## Exercise description
Can you transcribe every entry word for word, skipping the images?

--- BEGIN Given data ---

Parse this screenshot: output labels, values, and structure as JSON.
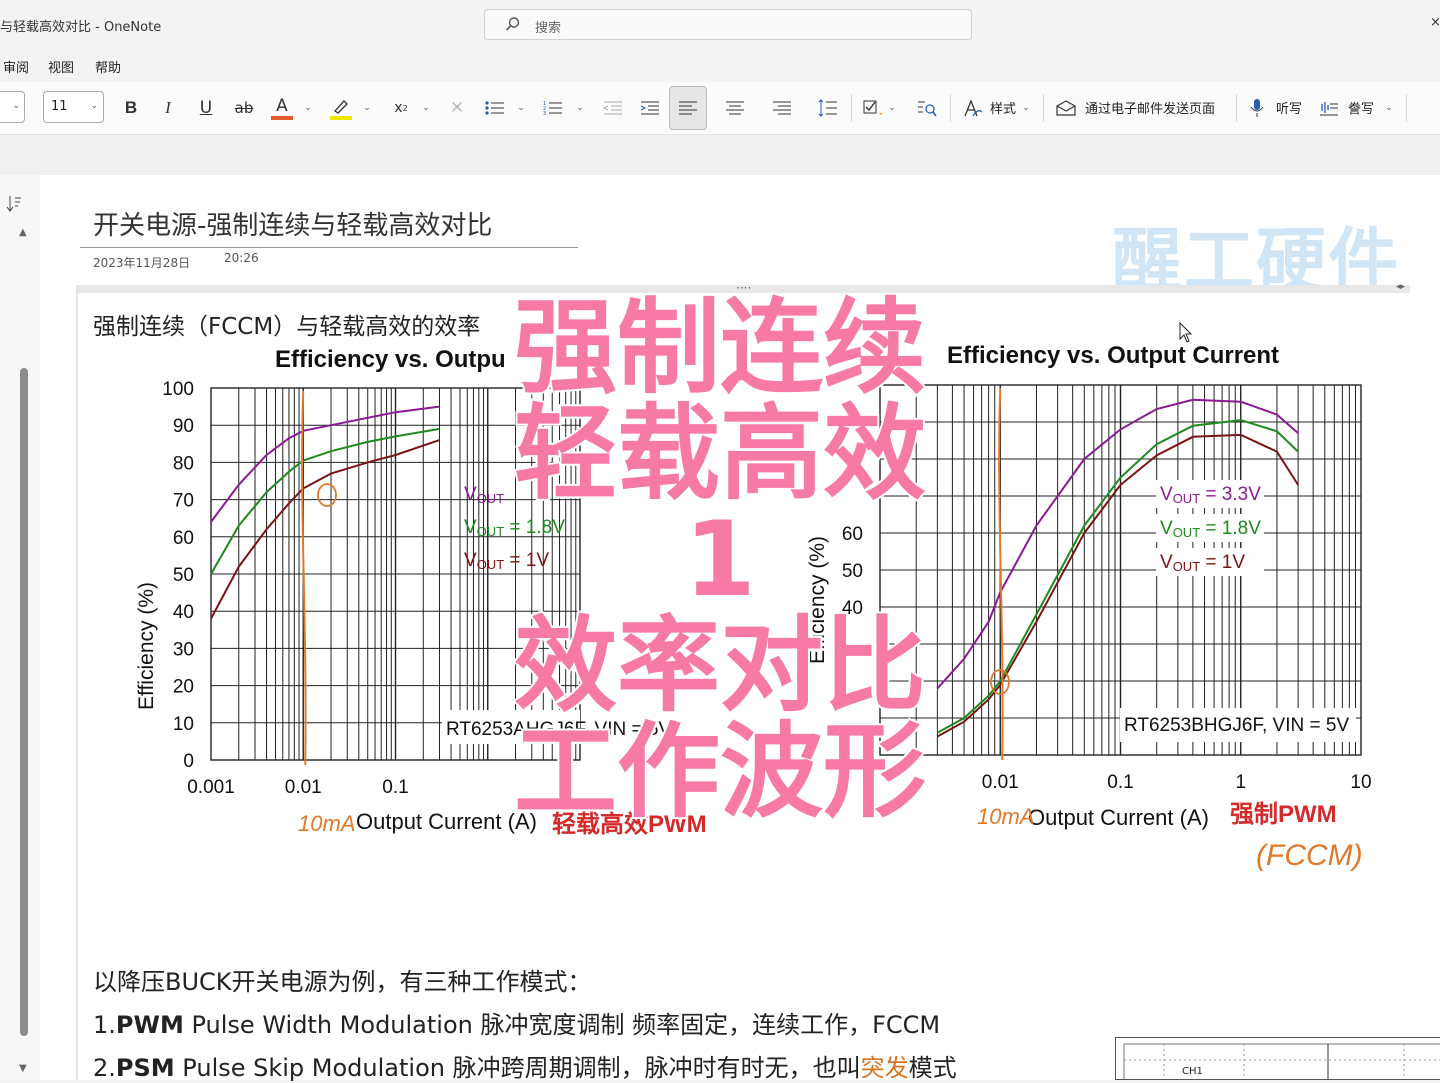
{
  "window": {
    "title": "与轻载高效对比  -  OneNote",
    "close_glyph": "×"
  },
  "search": {
    "placeholder": "搜索"
  },
  "menu": {
    "items": [
      "审阅",
      "视图",
      "帮助"
    ]
  },
  "ribbon": {
    "font_size": "11",
    "bold": "B",
    "italic": "I",
    "underline": "U",
    "strike": "ab",
    "font_color": "A",
    "subscript": "x",
    "styles_label": "样式",
    "email_label": "通过电子邮件发送页面",
    "dictate_label": "听写",
    "transcribe_label": "誊写"
  },
  "page": {
    "title": "开关电源-强制连续与轻载高效对比",
    "date": "2023年11月28日",
    "time": "20:26",
    "watermark": "醒工硬件",
    "container_handle": "····",
    "heading": "强制连续（FCCM）与轻载高效的效率"
  },
  "overlay": {
    "lines": [
      "强制连续",
      "轻载高效",
      "1",
      "效率对比",
      "工作波形"
    ]
  },
  "body_lines": [
    {
      "num": "",
      "bold": "",
      "text": "以降压BUCK开关电源为例，有三种工作模式：",
      "hl": "",
      "tail": ""
    },
    {
      "num": "1.",
      "bold": "PWM",
      "text": "  Pulse Width Modulation 脉冲宽度调制  频率固定，连续工作，FCCM",
      "hl": "",
      "tail": ""
    },
    {
      "num": "2.",
      "bold": "PSM",
      "text": "  Pulse Skip Modulation   脉冲跨周期调制，脉冲时有时无，也叫",
      "hl": "突发",
      "tail": "模式"
    }
  ],
  "mini_scope": {
    "label": "CH1"
  },
  "colors": {
    "purple": "#8a1a96",
    "green": "#1f8a1f",
    "darkred": "#7a1414",
    "orange": "#e07a2a",
    "red": "#d42a2a",
    "pink": "#f679a6"
  },
  "chart_data": [
    {
      "type": "line",
      "title": "Efficiency vs. Outpu",
      "xlabel": "Output Current (A)",
      "ylabel": "Efficiency (%)",
      "x_scale": "log",
      "xlim": [
        0.001,
        10
      ],
      "ylim": [
        0,
        100
      ],
      "x_ticks": [
        "0.001",
        "0.01",
        "0.1"
      ],
      "y_ticks": [
        "0",
        "10",
        "20",
        "30",
        "40",
        "50",
        "60",
        "70",
        "80",
        "90",
        "100"
      ],
      "series": [
        {
          "name": "VOUT = 3.3V",
          "label": "VOUT",
          "color": "#8a1a96",
          "x": [
            0.001,
            0.002,
            0.004,
            0.007,
            0.01,
            0.02,
            0.05,
            0.1,
            0.3
          ],
          "y": [
            64,
            74,
            82,
            86.5,
            88.5,
            90,
            92,
            93.5,
            95
          ]
        },
        {
          "name": "VOUT = 1.8V",
          "label": "VOUT = 1.8V",
          "color": "#1f8a1f",
          "x": [
            0.001,
            0.002,
            0.004,
            0.007,
            0.01,
            0.02,
            0.05,
            0.1,
            0.3
          ],
          "y": [
            50,
            63,
            72,
            77.5,
            80.5,
            83,
            85.5,
            87,
            89
          ]
        },
        {
          "name": "VOUT = 1V",
          "label": "VOUT = 1V",
          "color": "#7a1414",
          "x": [
            0.001,
            0.002,
            0.004,
            0.007,
            0.01,
            0.02,
            0.05,
            0.1,
            0.3
          ],
          "y": [
            38,
            52,
            62,
            69,
            73,
            77,
            80,
            82,
            86
          ]
        }
      ],
      "annotations": {
        "device": "RT6253AHGJ6F, VIN = 5V",
        "mode": "轻载高效PWM",
        "hand_note": "10mA"
      }
    },
    {
      "type": "line",
      "title": "Efficiency vs. Output Current",
      "xlabel": "Output Current (A)",
      "ylabel": "Efficiency (%)",
      "x_scale": "log",
      "xlim": [
        0.001,
        10
      ],
      "ylim": [
        0,
        100
      ],
      "x_ticks": [
        "0.01",
        "0.1",
        "1",
        "10"
      ],
      "y_ticks": [
        "40",
        "50",
        "60"
      ],
      "series": [
        {
          "name": "VOUT = 3.3V",
          "label": "VOUT = 3.3V",
          "color": "#8a1a96",
          "x": [
            0.003,
            0.005,
            0.008,
            0.01,
            0.02,
            0.05,
            0.1,
            0.2,
            0.4,
            1,
            2,
            3
          ],
          "y": [
            18,
            26,
            36,
            44,
            62,
            80,
            88,
            93.5,
            96,
            95.5,
            92,
            87
          ]
        },
        {
          "name": "VOUT = 1.8V",
          "label": "VOUT = 1.8V",
          "color": "#1f8a1f",
          "x": [
            0.003,
            0.005,
            0.008,
            0.01,
            0.02,
            0.05,
            0.1,
            0.2,
            0.4,
            1,
            2,
            3
          ],
          "y": [
            6,
            10,
            16,
            20,
            38,
            62,
            75,
            84,
            89,
            90.5,
            87.5,
            82
          ]
        },
        {
          "name": "VOUT = 1V",
          "label": "VOUT = 1V",
          "color": "#7a1414",
          "x": [
            0.003,
            0.005,
            0.008,
            0.01,
            0.02,
            0.05,
            0.1,
            0.2,
            0.4,
            1,
            2,
            3
          ],
          "y": [
            5,
            9,
            15,
            19,
            36,
            60,
            73,
            81,
            86,
            86.5,
            82,
            73
          ]
        }
      ],
      "annotations": {
        "device": "RT6253BHGJ6F, VIN = 5V",
        "mode": "强制PWM",
        "mode_note": "(FCCM)",
        "hand_note": "10mA"
      }
    }
  ]
}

--- END Given data ---

## Finished task
Parse this screenshot: output labels, values, and structure as JSON.
{
  "window": {
    "title": "与轻载高效对比  -  OneNote",
    "close_glyph": "×"
  },
  "search": {
    "placeholder": "搜索"
  },
  "menu": {
    "items": [
      "审阅",
      "视图",
      "帮助"
    ]
  },
  "ribbon": {
    "font_size": "11",
    "bold": "B",
    "italic": "I",
    "underline": "U",
    "strike": "ab",
    "font_color": "A",
    "subscript": "x",
    "styles_label": "样式",
    "email_label": "通过电子邮件发送页面",
    "dictate_label": "听写",
    "transcribe_label": "誊写"
  },
  "page": {
    "title": "开关电源-强制连续与轻载高效对比",
    "date": "2023年11月28日",
    "time": "20:26",
    "watermark": "醒工硬件",
    "container_handle": "····",
    "heading": "强制连续（FCCM）与轻载高效的效率"
  },
  "overlay": {
    "lines": [
      "强制连续",
      "轻载高效",
      "1",
      "效率对比",
      "工作波形"
    ]
  },
  "body_lines": [
    {
      "num": "",
      "bold": "",
      "text": "以降压BUCK开关电源为例，有三种工作模式：",
      "hl": "",
      "tail": ""
    },
    {
      "num": "1.",
      "bold": "PWM",
      "text": "  Pulse Width Modulation 脉冲宽度调制  频率固定，连续工作，FCCM",
      "hl": "",
      "tail": ""
    },
    {
      "num": "2.",
      "bold": "PSM",
      "text": "  Pulse Skip Modulation   脉冲跨周期调制，脉冲时有时无，也叫",
      "hl": "突发",
      "tail": "模式"
    }
  ],
  "mini_scope": {
    "label": "CH1"
  },
  "colors": {
    "purple": "#8a1a96",
    "green": "#1f8a1f",
    "darkred": "#7a1414",
    "orange": "#e07a2a",
    "red": "#d42a2a",
    "pink": "#f679a6"
  },
  "chart_data": [
    {
      "type": "line",
      "title": "Efficiency vs. Outpu",
      "xlabel": "Output Current (A)",
      "ylabel": "Efficiency (%)",
      "x_scale": "log",
      "xlim": [
        0.001,
        10
      ],
      "ylim": [
        0,
        100
      ],
      "x_ticks": [
        "0.001",
        "0.01",
        "0.1"
      ],
      "y_ticks": [
        "0",
        "10",
        "20",
        "30",
        "40",
        "50",
        "60",
        "70",
        "80",
        "90",
        "100"
      ],
      "series": [
        {
          "name": "VOUT = 3.3V",
          "label": "VOUT",
          "color": "#8a1a96",
          "x": [
            0.001,
            0.002,
            0.004,
            0.007,
            0.01,
            0.02,
            0.05,
            0.1,
            0.3
          ],
          "y": [
            64,
            74,
            82,
            86.5,
            88.5,
            90,
            92,
            93.5,
            95
          ]
        },
        {
          "name": "VOUT = 1.8V",
          "label": "VOUT = 1.8V",
          "color": "#1f8a1f",
          "x": [
            0.001,
            0.002,
            0.004,
            0.007,
            0.01,
            0.02,
            0.05,
            0.1,
            0.3
          ],
          "y": [
            50,
            63,
            72,
            77.5,
            80.5,
            83,
            85.5,
            87,
            89
          ]
        },
        {
          "name": "VOUT = 1V",
          "label": "VOUT = 1V",
          "color": "#7a1414",
          "x": [
            0.001,
            0.002,
            0.004,
            0.007,
            0.01,
            0.02,
            0.05,
            0.1,
            0.3
          ],
          "y": [
            38,
            52,
            62,
            69,
            73,
            77,
            80,
            82,
            86
          ]
        }
      ],
      "annotations": {
        "device": "RT6253AHGJ6F, VIN = 5V",
        "mode": "轻载高效PWM",
        "hand_note": "10mA"
      }
    },
    {
      "type": "line",
      "title": "Efficiency vs. Output Current",
      "xlabel": "Output Current (A)",
      "ylabel": "Efficiency (%)",
      "x_scale": "log",
      "xlim": [
        0.001,
        10
      ],
      "ylim": [
        0,
        100
      ],
      "x_ticks": [
        "0.01",
        "0.1",
        "1",
        "10"
      ],
      "y_ticks": [
        "40",
        "50",
        "60"
      ],
      "series": [
        {
          "name": "VOUT = 3.3V",
          "label": "VOUT = 3.3V",
          "color": "#8a1a96",
          "x": [
            0.003,
            0.005,
            0.008,
            0.01,
            0.02,
            0.05,
            0.1,
            0.2,
            0.4,
            1,
            2,
            3
          ],
          "y": [
            18,
            26,
            36,
            44,
            62,
            80,
            88,
            93.5,
            96,
            95.5,
            92,
            87
          ]
        },
        {
          "name": "VOUT = 1.8V",
          "label": "VOUT = 1.8V",
          "color": "#1f8a1f",
          "x": [
            0.003,
            0.005,
            0.008,
            0.01,
            0.02,
            0.05,
            0.1,
            0.2,
            0.4,
            1,
            2,
            3
          ],
          "y": [
            6,
            10,
            16,
            20,
            38,
            62,
            75,
            84,
            89,
            90.5,
            87.5,
            82
          ]
        },
        {
          "name": "VOUT = 1V",
          "label": "VOUT = 1V",
          "color": "#7a1414",
          "x": [
            0.003,
            0.005,
            0.008,
            0.01,
            0.02,
            0.05,
            0.1,
            0.2,
            0.4,
            1,
            2,
            3
          ],
          "y": [
            5,
            9,
            15,
            19,
            36,
            60,
            73,
            81,
            86,
            86.5,
            82,
            73
          ]
        }
      ],
      "annotations": {
        "device": "RT6253BHGJ6F, VIN = 5V",
        "mode": "强制PWM",
        "mode_note": "(FCCM)",
        "hand_note": "10mA"
      }
    }
  ]
}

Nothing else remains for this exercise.